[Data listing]
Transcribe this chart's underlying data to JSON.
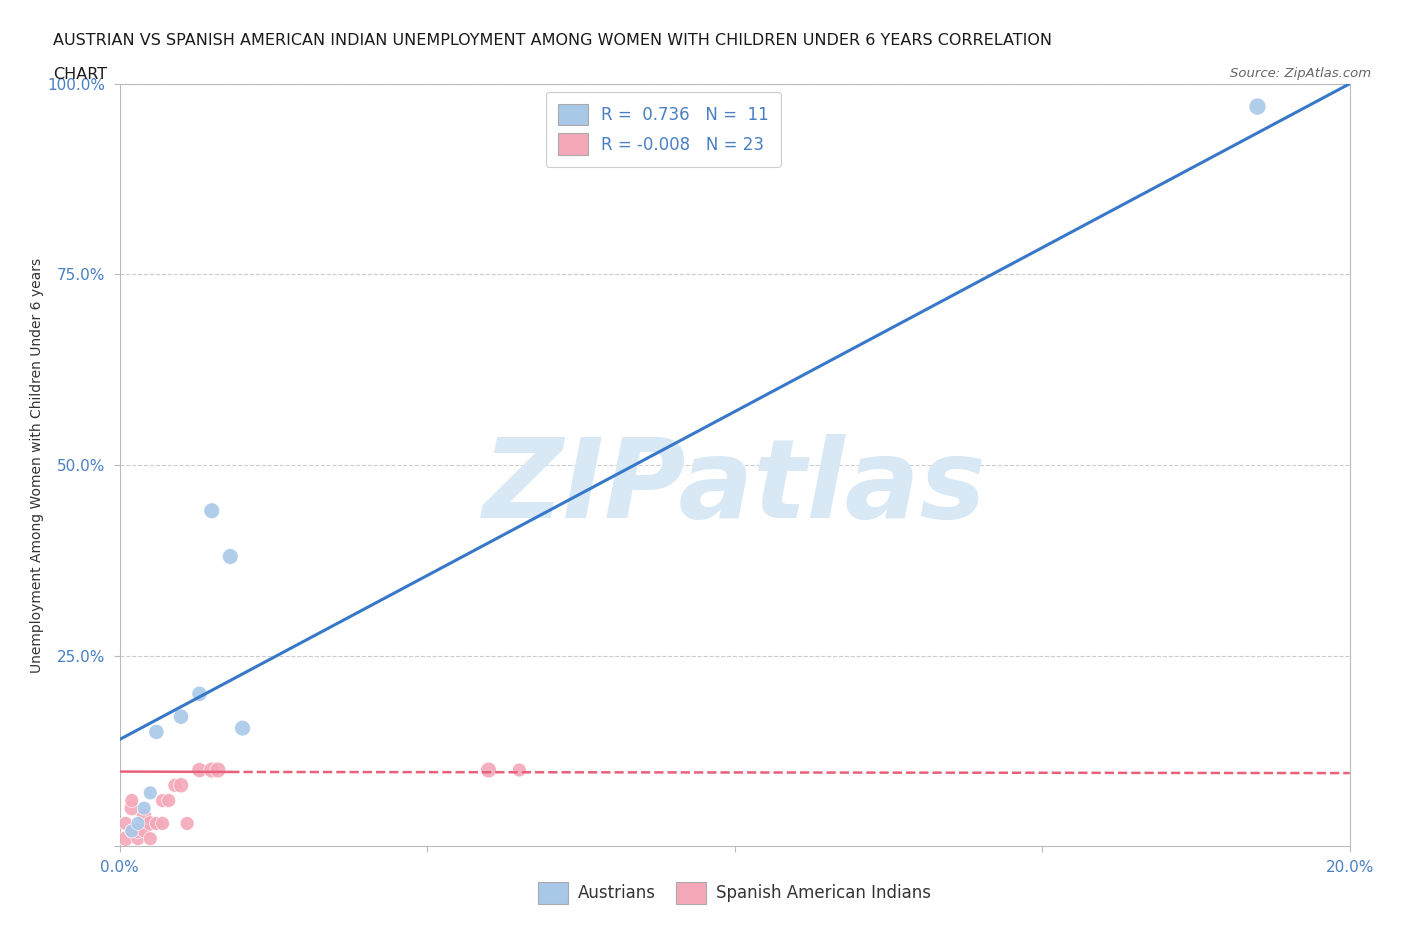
{
  "title_line1": "AUSTRIAN VS SPANISH AMERICAN INDIAN UNEMPLOYMENT AMONG WOMEN WITH CHILDREN UNDER 6 YEARS CORRELATION",
  "title_line2": "CHART",
  "source": "Source: ZipAtlas.com",
  "ylabel": "Unemployment Among Women with Children Under 6 years",
  "xlim": [
    0,
    0.2
  ],
  "ylim": [
    0,
    1.0
  ],
  "xticks": [
    0.0,
    0.05,
    0.1,
    0.15,
    0.2
  ],
  "xticklabels": [
    "0.0%",
    "",
    "",
    "",
    "20.0%"
  ],
  "yticks": [
    0.0,
    0.25,
    0.5,
    0.75,
    1.0
  ],
  "yticklabels": [
    "",
    "25.0%",
    "50.0%",
    "75.0%",
    "100.0%"
  ],
  "background_color": "#ffffff",
  "watermark_text": "ZIPatlas",
  "watermark_color": "#d8e8f5",
  "austrians_color": "#a8c8e8",
  "spanish_color": "#f4a8b8",
  "austrians_label": "Austrians",
  "spanish_label": "Spanish American Indians",
  "trend_blue_color": "#3878c8",
  "trend_pink_color": "#e8607a",
  "austrians_x": [
    0.002,
    0.003,
    0.004,
    0.005,
    0.006,
    0.01,
    0.013,
    0.015,
    0.018,
    0.02,
    0.185
  ],
  "austrians_y": [
    0.02,
    0.03,
    0.05,
    0.07,
    0.15,
    0.17,
    0.2,
    0.44,
    0.38,
    0.155,
    0.97
  ],
  "austrians_sizes": [
    100,
    100,
    100,
    100,
    120,
    120,
    120,
    130,
    130,
    130,
    150
  ],
  "spanish_x": [
    0.001,
    0.001,
    0.002,
    0.002,
    0.002,
    0.003,
    0.003,
    0.004,
    0.004,
    0.005,
    0.005,
    0.006,
    0.007,
    0.007,
    0.008,
    0.009,
    0.01,
    0.011,
    0.013,
    0.015,
    0.016,
    0.06,
    0.065
  ],
  "spanish_y": [
    0.01,
    0.03,
    0.02,
    0.05,
    0.06,
    0.01,
    0.02,
    0.02,
    0.04,
    0.01,
    0.03,
    0.03,
    0.03,
    0.06,
    0.06,
    0.08,
    0.08,
    0.03,
    0.1,
    0.1,
    0.1,
    0.1,
    0.1
  ],
  "spanish_sizes": [
    120,
    100,
    100,
    120,
    100,
    100,
    120,
    100,
    120,
    100,
    120,
    100,
    100,
    100,
    100,
    100,
    120,
    100,
    120,
    130,
    130,
    130,
    100
  ],
  "blue_trend_x0": 0.0,
  "blue_trend_y0": 0.14,
  "blue_trend_x1": 0.2,
  "blue_trend_y1": 1.0,
  "pink_trend_x0": 0.0,
  "pink_trend_y0": 0.098,
  "pink_trend_x1": 0.2,
  "pink_trend_y1": 0.096
}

Given exercise | Reproduce each entry verbatim, excluding any embedded images.

Finished exercise |
Transcribe this chart's underlying data to JSON.
{
  "title_line1": "AUSTRIAN VS SPANISH AMERICAN INDIAN UNEMPLOYMENT AMONG WOMEN WITH CHILDREN UNDER 6 YEARS CORRELATION",
  "title_line2": "CHART",
  "source": "Source: ZipAtlas.com",
  "ylabel": "Unemployment Among Women with Children Under 6 years",
  "xlim": [
    0,
    0.2
  ],
  "ylim": [
    0,
    1.0
  ],
  "xticks": [
    0.0,
    0.05,
    0.1,
    0.15,
    0.2
  ],
  "xticklabels": [
    "0.0%",
    "",
    "",
    "",
    "20.0%"
  ],
  "yticks": [
    0.0,
    0.25,
    0.5,
    0.75,
    1.0
  ],
  "yticklabels": [
    "",
    "25.0%",
    "50.0%",
    "75.0%",
    "100.0%"
  ],
  "background_color": "#ffffff",
  "watermark_text": "ZIPatlas",
  "watermark_color": "#d8e8f5",
  "austrians_color": "#a8c8e8",
  "spanish_color": "#f4a8b8",
  "austrians_label": "Austrians",
  "spanish_label": "Spanish American Indians",
  "trend_blue_color": "#3878c8",
  "trend_pink_color": "#e8607a",
  "austrians_x": [
    0.002,
    0.003,
    0.004,
    0.005,
    0.006,
    0.01,
    0.013,
    0.015,
    0.018,
    0.02,
    0.185
  ],
  "austrians_y": [
    0.02,
    0.03,
    0.05,
    0.07,
    0.15,
    0.17,
    0.2,
    0.44,
    0.38,
    0.155,
    0.97
  ],
  "austrians_sizes": [
    100,
    100,
    100,
    100,
    120,
    120,
    120,
    130,
    130,
    130,
    150
  ],
  "spanish_x": [
    0.001,
    0.001,
    0.002,
    0.002,
    0.002,
    0.003,
    0.003,
    0.004,
    0.004,
    0.005,
    0.005,
    0.006,
    0.007,
    0.007,
    0.008,
    0.009,
    0.01,
    0.011,
    0.013,
    0.015,
    0.016,
    0.06,
    0.065
  ],
  "spanish_y": [
    0.01,
    0.03,
    0.02,
    0.05,
    0.06,
    0.01,
    0.02,
    0.02,
    0.04,
    0.01,
    0.03,
    0.03,
    0.03,
    0.06,
    0.06,
    0.08,
    0.08,
    0.03,
    0.1,
    0.1,
    0.1,
    0.1,
    0.1
  ],
  "spanish_sizes": [
    120,
    100,
    100,
    120,
    100,
    100,
    120,
    100,
    120,
    100,
    120,
    100,
    100,
    100,
    100,
    100,
    120,
    100,
    120,
    130,
    130,
    130,
    100
  ],
  "blue_trend_x0": 0.0,
  "blue_trend_y0": 0.14,
  "blue_trend_x1": 0.2,
  "blue_trend_y1": 1.0,
  "pink_trend_x0": 0.0,
  "pink_trend_y0": 0.098,
  "pink_trend_x1": 0.2,
  "pink_trend_y1": 0.096
}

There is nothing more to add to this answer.